— Start Given data —
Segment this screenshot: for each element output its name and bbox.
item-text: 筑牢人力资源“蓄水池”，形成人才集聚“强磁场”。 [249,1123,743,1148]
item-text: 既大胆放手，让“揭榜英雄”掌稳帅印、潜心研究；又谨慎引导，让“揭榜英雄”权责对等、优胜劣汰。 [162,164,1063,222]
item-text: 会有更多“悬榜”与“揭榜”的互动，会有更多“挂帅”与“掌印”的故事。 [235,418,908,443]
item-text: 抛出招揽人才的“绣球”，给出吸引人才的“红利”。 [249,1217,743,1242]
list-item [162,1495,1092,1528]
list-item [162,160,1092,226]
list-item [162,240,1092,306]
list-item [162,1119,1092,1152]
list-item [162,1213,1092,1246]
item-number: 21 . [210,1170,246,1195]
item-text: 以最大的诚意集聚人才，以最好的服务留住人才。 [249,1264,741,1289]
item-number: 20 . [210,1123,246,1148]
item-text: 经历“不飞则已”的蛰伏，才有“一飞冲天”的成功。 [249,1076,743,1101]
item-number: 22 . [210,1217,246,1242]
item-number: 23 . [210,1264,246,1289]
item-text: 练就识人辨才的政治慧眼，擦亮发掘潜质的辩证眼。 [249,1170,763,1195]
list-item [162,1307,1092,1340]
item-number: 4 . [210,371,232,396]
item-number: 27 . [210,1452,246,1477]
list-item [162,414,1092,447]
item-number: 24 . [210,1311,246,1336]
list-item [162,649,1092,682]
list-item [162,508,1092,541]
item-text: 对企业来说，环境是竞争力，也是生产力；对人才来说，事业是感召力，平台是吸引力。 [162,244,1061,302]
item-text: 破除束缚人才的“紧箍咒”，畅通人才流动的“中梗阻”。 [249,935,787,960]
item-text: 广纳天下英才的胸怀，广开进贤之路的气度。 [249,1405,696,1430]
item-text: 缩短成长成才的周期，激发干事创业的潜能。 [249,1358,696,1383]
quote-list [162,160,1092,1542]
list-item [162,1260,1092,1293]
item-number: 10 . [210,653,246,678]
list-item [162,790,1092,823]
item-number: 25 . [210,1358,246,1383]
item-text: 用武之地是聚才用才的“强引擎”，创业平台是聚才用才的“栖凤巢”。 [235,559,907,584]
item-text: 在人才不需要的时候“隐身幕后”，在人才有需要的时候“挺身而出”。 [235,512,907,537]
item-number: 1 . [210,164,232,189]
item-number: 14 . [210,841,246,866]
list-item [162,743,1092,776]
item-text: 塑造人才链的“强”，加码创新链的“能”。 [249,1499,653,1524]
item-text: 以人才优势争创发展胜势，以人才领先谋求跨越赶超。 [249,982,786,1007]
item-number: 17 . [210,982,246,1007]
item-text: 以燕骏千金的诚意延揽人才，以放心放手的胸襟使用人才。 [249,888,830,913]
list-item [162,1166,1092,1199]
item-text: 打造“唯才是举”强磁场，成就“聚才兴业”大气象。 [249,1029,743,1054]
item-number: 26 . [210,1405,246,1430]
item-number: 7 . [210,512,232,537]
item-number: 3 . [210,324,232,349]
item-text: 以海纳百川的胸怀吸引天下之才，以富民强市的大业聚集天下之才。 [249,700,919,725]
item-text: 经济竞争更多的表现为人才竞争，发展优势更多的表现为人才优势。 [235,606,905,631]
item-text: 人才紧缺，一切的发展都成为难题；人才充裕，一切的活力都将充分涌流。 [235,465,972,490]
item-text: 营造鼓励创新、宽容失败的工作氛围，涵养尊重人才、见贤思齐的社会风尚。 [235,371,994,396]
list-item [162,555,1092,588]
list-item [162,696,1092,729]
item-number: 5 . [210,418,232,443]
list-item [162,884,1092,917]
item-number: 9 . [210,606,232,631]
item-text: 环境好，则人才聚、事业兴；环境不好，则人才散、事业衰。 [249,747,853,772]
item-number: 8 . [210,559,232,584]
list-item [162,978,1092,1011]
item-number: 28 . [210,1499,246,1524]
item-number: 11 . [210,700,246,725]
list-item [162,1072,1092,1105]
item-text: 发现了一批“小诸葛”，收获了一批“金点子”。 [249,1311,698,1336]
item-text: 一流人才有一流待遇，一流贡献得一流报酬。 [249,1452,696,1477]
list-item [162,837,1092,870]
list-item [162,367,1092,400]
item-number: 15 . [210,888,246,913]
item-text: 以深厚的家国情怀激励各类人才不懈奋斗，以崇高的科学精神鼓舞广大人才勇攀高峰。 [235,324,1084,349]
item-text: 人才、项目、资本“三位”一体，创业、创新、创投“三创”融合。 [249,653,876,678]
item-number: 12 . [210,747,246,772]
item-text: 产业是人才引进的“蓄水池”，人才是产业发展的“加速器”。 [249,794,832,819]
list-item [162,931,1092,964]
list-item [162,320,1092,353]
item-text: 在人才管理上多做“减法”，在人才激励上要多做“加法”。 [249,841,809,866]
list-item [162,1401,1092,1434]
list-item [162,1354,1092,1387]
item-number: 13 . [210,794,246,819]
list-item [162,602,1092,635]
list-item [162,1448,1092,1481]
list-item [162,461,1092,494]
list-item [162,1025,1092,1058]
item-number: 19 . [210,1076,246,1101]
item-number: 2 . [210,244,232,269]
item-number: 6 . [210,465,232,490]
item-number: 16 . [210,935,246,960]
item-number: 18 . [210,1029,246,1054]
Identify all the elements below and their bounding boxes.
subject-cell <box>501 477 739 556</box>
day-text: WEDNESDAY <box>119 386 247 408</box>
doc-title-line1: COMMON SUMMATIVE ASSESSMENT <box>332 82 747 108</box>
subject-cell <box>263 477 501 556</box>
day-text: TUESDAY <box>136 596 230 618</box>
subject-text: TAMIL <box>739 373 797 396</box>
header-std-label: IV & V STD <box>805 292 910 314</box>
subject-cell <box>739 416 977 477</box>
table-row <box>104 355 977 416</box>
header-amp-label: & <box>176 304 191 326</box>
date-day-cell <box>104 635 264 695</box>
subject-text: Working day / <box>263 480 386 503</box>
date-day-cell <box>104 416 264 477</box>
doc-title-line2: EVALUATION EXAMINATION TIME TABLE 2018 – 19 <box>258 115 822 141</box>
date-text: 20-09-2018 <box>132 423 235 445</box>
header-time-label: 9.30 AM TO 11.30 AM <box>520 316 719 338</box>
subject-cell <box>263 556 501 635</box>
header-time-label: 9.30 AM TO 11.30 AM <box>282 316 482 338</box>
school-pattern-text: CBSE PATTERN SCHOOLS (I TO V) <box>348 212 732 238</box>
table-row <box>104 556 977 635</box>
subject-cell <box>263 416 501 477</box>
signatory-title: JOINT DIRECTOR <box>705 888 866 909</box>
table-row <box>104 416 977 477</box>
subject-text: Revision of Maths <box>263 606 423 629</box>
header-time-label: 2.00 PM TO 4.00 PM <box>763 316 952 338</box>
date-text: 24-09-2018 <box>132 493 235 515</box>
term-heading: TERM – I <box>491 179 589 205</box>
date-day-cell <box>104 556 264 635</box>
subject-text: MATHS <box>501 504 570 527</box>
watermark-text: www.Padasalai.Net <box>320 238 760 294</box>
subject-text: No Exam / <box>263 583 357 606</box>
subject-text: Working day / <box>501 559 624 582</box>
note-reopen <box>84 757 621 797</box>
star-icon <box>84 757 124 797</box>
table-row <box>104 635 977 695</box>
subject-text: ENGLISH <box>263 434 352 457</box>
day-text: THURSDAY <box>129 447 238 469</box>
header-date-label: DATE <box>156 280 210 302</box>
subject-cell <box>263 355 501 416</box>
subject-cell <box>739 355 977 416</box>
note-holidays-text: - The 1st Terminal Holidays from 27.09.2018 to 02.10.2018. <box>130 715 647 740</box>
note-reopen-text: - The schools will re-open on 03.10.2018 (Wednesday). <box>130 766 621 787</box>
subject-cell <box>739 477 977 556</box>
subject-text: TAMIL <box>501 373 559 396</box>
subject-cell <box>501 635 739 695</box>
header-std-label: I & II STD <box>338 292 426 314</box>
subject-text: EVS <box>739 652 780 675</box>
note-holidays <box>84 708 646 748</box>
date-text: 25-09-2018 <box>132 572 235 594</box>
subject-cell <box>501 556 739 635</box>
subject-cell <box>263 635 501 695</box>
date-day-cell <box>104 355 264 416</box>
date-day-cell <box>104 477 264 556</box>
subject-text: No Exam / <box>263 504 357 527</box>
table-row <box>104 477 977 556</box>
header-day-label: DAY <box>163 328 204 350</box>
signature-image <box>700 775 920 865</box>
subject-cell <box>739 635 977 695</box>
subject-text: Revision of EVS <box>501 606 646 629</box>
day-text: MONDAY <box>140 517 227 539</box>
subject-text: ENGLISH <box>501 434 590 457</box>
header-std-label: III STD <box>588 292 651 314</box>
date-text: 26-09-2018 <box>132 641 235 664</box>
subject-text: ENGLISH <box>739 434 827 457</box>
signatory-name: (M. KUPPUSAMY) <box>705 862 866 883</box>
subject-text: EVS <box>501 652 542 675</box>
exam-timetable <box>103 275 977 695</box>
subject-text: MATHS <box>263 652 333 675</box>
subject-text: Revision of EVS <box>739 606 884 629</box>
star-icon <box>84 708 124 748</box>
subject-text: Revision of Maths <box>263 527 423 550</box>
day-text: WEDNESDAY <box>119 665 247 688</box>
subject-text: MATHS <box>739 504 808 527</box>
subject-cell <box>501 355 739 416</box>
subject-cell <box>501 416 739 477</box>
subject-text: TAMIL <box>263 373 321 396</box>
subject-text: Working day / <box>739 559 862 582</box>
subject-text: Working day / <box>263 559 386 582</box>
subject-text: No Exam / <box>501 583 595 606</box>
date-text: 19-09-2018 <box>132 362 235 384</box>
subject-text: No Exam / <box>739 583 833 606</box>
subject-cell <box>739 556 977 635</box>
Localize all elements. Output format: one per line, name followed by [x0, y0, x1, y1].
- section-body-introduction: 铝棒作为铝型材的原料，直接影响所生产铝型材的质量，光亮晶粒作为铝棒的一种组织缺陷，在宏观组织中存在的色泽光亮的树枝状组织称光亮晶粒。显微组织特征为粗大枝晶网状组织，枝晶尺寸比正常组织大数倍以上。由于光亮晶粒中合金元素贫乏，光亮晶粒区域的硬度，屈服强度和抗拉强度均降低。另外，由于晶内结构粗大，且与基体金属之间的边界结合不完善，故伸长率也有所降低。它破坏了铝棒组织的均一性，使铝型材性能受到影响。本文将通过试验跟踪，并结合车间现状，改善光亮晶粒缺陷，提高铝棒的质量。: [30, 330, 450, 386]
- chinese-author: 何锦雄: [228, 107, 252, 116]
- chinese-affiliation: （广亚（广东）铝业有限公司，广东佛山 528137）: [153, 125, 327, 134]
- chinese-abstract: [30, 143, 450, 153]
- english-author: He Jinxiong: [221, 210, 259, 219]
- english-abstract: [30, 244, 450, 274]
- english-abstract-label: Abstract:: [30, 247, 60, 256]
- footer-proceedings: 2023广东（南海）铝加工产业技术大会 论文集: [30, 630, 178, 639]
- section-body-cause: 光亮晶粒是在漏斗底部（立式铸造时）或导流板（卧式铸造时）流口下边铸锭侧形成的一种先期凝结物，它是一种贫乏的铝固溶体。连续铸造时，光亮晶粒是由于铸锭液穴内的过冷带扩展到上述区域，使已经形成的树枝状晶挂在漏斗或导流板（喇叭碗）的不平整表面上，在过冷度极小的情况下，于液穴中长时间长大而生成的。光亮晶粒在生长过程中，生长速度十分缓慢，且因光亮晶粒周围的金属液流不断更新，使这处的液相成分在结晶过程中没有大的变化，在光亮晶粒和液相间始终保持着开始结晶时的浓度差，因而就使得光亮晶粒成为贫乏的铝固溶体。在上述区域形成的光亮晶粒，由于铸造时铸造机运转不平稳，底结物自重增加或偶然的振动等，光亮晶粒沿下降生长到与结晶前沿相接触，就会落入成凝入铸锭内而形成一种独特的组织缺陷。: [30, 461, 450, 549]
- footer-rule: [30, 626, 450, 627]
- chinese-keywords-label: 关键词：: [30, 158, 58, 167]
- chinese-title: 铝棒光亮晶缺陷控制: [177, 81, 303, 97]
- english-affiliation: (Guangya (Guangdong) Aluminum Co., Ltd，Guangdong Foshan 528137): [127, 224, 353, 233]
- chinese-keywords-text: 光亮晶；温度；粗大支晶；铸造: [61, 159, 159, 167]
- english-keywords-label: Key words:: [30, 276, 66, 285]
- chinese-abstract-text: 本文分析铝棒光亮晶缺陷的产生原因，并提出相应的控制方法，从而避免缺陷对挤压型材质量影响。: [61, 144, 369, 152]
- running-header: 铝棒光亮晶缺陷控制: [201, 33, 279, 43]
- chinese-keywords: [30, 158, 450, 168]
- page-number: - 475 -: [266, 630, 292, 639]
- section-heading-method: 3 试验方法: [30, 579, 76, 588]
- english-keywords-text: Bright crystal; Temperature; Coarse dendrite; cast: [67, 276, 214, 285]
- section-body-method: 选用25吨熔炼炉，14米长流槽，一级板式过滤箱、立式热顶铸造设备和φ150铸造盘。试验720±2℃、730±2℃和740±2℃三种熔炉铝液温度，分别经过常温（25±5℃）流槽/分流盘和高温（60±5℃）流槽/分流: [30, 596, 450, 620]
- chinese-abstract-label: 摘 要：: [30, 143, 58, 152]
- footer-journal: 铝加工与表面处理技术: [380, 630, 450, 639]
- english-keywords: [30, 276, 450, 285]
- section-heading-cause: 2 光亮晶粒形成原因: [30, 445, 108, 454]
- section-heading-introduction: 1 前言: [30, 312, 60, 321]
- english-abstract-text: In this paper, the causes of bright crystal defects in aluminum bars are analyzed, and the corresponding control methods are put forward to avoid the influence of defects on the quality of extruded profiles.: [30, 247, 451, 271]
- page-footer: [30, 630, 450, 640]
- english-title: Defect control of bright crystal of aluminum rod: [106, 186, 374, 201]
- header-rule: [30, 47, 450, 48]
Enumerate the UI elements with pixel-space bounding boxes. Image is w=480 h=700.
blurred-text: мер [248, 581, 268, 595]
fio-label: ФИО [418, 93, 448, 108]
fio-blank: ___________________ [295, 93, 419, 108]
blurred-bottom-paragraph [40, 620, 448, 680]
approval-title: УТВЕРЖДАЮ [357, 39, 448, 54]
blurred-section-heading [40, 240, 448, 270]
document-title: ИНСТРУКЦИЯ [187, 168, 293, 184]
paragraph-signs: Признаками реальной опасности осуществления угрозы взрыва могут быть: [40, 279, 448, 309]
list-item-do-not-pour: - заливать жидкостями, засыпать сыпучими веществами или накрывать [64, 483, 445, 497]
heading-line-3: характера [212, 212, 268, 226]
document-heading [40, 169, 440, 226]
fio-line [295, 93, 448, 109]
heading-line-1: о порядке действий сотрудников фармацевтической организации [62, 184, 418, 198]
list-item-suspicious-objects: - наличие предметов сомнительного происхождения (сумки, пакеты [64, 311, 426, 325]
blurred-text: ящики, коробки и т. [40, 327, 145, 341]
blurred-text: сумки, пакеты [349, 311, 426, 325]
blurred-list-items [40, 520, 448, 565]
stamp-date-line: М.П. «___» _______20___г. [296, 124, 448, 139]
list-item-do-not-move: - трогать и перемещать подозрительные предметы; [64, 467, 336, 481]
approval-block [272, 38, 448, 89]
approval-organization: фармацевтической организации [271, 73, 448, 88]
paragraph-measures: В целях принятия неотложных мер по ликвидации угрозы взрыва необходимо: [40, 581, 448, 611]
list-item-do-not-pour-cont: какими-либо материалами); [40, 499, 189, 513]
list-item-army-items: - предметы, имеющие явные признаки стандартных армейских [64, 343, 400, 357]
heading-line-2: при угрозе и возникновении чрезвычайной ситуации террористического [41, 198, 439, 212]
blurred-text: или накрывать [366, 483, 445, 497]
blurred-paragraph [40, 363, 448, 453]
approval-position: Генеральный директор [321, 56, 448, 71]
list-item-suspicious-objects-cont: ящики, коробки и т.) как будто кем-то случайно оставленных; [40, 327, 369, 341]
— End Given data —
[Instructions for the task]
Update everything from the start of the items down to the line containing "list-item [162,508,1092,541]", replacing "item-number" with "item-index" and leaving the rest unchanged.

[Result for this task]
Segment this screenshot: for each element output its name and bbox.
item-text: 筑牢人力资源“蓄水池”，形成人才集聚“强磁场”。 [249,1123,743,1148]
item-text: 既大胆放手，让“揭榜英雄”掌稳帅印、潜心研究；又谨慎引导，让“揭榜英雄”权责对等、优胜劣汰。 [162,164,1063,222]
item-text: 会有更多“悬榜”与“揭榜”的互动，会有更多“挂帅”与“掌印”的故事。 [235,418,908,443]
item-text: 抛出招揽人才的“绣球”，给出吸引人才的“红利”。 [249,1217,743,1242]
list-item [162,1495,1092,1528]
list-item [162,160,1092,226]
list-item [162,240,1092,306]
list-item [162,1119,1092,1152]
list-item [162,1213,1092,1246]
item-index: 21 . [210,1170,246,1195]
item-text: 以最大的诚意集聚人才，以最好的服务留住人才。 [249,1264,741,1289]
item-index: 20 . [210,1123,246,1148]
item-text: 经历“不飞则已”的蛰伏，才有“一飞冲天”的成功。 [249,1076,743,1101]
item-index: 22 . [210,1217,246,1242]
item-index: 23 . [210,1264,246,1289]
item-text: 练就识人辨才的政治慧眼，擦亮发掘潜质的辩证眼。 [249,1170,763,1195]
list-item [162,1307,1092,1340]
item-index: 4 . [210,371,232,396]
item-index: 27 . [210,1452,246,1477]
list-item [162,414,1092,447]
item-index: 24 . [210,1311,246,1336]
list-item [162,649,1092,682]
list-item [162,508,1092,541]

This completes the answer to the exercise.